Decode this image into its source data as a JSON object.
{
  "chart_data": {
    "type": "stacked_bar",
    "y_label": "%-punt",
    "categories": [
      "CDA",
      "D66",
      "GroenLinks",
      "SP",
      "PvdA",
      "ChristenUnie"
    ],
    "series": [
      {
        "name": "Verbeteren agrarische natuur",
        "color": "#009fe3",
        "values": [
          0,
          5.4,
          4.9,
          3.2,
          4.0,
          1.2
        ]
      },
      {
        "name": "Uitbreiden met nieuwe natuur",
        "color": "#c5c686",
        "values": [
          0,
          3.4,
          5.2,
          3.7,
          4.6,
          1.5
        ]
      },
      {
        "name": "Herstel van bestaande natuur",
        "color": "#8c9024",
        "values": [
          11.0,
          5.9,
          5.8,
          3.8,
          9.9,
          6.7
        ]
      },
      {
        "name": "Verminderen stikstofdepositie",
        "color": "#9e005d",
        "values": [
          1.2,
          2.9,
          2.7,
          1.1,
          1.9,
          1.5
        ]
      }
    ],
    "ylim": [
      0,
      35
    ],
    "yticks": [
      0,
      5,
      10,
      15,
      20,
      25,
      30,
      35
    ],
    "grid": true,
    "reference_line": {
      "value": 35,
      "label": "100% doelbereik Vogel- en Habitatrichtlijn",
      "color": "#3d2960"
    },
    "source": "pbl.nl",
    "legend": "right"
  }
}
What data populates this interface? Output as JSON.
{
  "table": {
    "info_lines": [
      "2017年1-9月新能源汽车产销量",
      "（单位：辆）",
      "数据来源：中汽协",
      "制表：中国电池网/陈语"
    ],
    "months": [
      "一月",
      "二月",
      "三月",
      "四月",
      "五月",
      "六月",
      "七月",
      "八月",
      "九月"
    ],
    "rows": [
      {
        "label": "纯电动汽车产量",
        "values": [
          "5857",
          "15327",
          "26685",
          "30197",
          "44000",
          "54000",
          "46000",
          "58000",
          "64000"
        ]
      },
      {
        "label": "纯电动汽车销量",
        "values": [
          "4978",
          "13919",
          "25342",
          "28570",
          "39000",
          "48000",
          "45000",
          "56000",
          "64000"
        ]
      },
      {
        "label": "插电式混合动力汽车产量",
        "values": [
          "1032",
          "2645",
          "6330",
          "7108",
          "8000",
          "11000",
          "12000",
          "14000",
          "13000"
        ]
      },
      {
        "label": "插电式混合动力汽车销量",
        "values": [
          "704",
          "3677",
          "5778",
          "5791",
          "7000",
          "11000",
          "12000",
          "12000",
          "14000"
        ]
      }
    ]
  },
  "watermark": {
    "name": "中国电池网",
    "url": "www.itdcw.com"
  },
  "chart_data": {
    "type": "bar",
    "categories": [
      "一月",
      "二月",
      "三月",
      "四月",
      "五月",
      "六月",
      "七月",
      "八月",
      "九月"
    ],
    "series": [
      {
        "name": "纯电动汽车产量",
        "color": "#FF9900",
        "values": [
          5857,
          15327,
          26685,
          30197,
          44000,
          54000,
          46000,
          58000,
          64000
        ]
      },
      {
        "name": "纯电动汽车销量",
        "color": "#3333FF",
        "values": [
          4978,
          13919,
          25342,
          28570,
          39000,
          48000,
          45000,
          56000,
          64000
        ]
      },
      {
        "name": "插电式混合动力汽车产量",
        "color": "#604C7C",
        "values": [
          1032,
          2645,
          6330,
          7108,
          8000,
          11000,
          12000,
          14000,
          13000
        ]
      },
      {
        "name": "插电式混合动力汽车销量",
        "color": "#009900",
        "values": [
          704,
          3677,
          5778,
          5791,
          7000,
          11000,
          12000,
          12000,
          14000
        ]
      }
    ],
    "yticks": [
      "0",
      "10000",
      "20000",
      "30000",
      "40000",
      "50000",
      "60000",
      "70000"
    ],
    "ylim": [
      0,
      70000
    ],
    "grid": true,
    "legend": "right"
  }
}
- - -
» **EXERCISE REQUIREMENTS**
Transcribe the entire listing above precisely.

» **COMPLETE OUTPUT**
Decode this image into its source data as a JSON object.
{
  "chart_data": {
    "type": "stacked_bar",
    "y_label": "%-punt",
    "categories": [
      "CDA",
      "D66",
      "GroenLinks",
      "SP",
      "PvdA",
      "ChristenUnie"
    ],
    "series": [
      {
        "name": "Verbeteren agrarische natuur",
        "color": "#009fe3",
        "values": [
          0,
          5.4,
          4.9,
          3.2,
          4.0,
          1.2
        ]
      },
      {
        "name": "Uitbreiden met nieuwe natuur",
        "color": "#c5c686",
        "values": [
          0,
          3.4,
          5.2,
          3.7,
          4.6,
          1.5
        ]
      },
      {
        "name": "Herstel van bestaande natuur",
        "color": "#8c9024",
        "values": [
          11.0,
          5.9,
          5.8,
          3.8,
          9.9,
          6.7
        ]
      },
      {
        "name": "Verminderen stikstofdepositie",
        "color": "#9e005d",
        "values": [
          1.2,
          2.9,
          2.7,
          1.1,
          1.9,
          1.5
        ]
      }
    ],
    "ylim": [
      0,
      35
    ],
    "yticks": [
      0,
      5,
      10,
      15,
      20,
      25,
      30,
      35
    ],
    "grid": true,
    "reference_line": {
      "value": 35,
      "label": "100% doelbereik Vogel- en Habitatrichtlijn",
      "color": "#3d2960"
    },
    "source": "pbl.nl",
    "legend": "right"
  }
}
What data populates this interface? Output as JSON.
{
  "table": {
    "info_lines": [
      "2017年1-9月新能源汽车产销量",
      "（单位：辆）",
      "数据来源：中汽协",
      "制表：中国电池网/陈语"
    ],
    "months": [
      "一月",
      "二月",
      "三月",
      "四月",
      "五月",
      "六月",
      "七月",
      "八月",
      "九月"
    ],
    "rows": [
      {
        "label": "纯电动汽车产量",
        "values": [
          "5857",
          "15327",
          "26685",
          "30197",
          "44000",
          "54000",
          "46000",
          "58000",
          "64000"
        ]
      },
      {
        "label": "纯电动汽车销量",
        "values": [
          "4978",
          "13919",
          "25342",
          "28570",
          "39000",
          "48000",
          "45000",
          "56000",
          "64000"
        ]
      },
      {
        "label": "插电式混合动力汽车产量",
        "values": [
          "1032",
          "2645",
          "6330",
          "7108",
          "8000",
          "11000",
          "12000",
          "14000",
          "13000"
        ]
      },
      {
        "label": "插电式混合动力汽车销量",
        "values": [
          "704",
          "3677",
          "5778",
          "5791",
          "7000",
          "11000",
          "12000",
          "12000",
          "14000"
        ]
      }
    ]
  },
  "watermark": {
    "name": "中国电池网",
    "url": "www.itdcw.com"
  },
  "chart_data": {
    "type": "bar",
    "categories": [
      "一月",
      "二月",
      "三月",
      "四月",
      "五月",
      "六月",
      "七月",
      "八月",
      "九月"
    ],
    "series": [
      {
        "name": "纯电动汽车产量",
        "color": "#FF9900",
        "values": [
          5857,
          15327,
          26685,
          30197,
          44000,
          54000,
          46000,
          58000,
          64000
        ]
      },
      {
        "name": "纯电动汽车销量",
        "color": "#3333FF",
        "values": [
          4978,
          13919,
          25342,
          28570,
          39000,
          48000,
          45000,
          56000,
          64000
        ]
      },
      {
        "name": "插电式混合动力汽车产量",
        "color": "#604C7C",
        "values": [
          1032,
          2645,
          6330,
          7108,
          8000,
          11000,
          12000,
          14000,
          13000
        ]
      },
      {
        "name": "插电式混合动力汽车销量",
        "color": "#009900",
        "values": [
          704,
          3677,
          5778,
          5791,
          7000,
          11000,
          12000,
          12000,
          14000
        ]
      }
    ],
    "yticks": [
      "0",
      "10000",
      "20000",
      "30000",
      "40000",
      "50000",
      "60000",
      "70000"
    ],
    "ylim": [
      0,
      70000
    ],
    "grid": true,
    "legend": "right"
  }
}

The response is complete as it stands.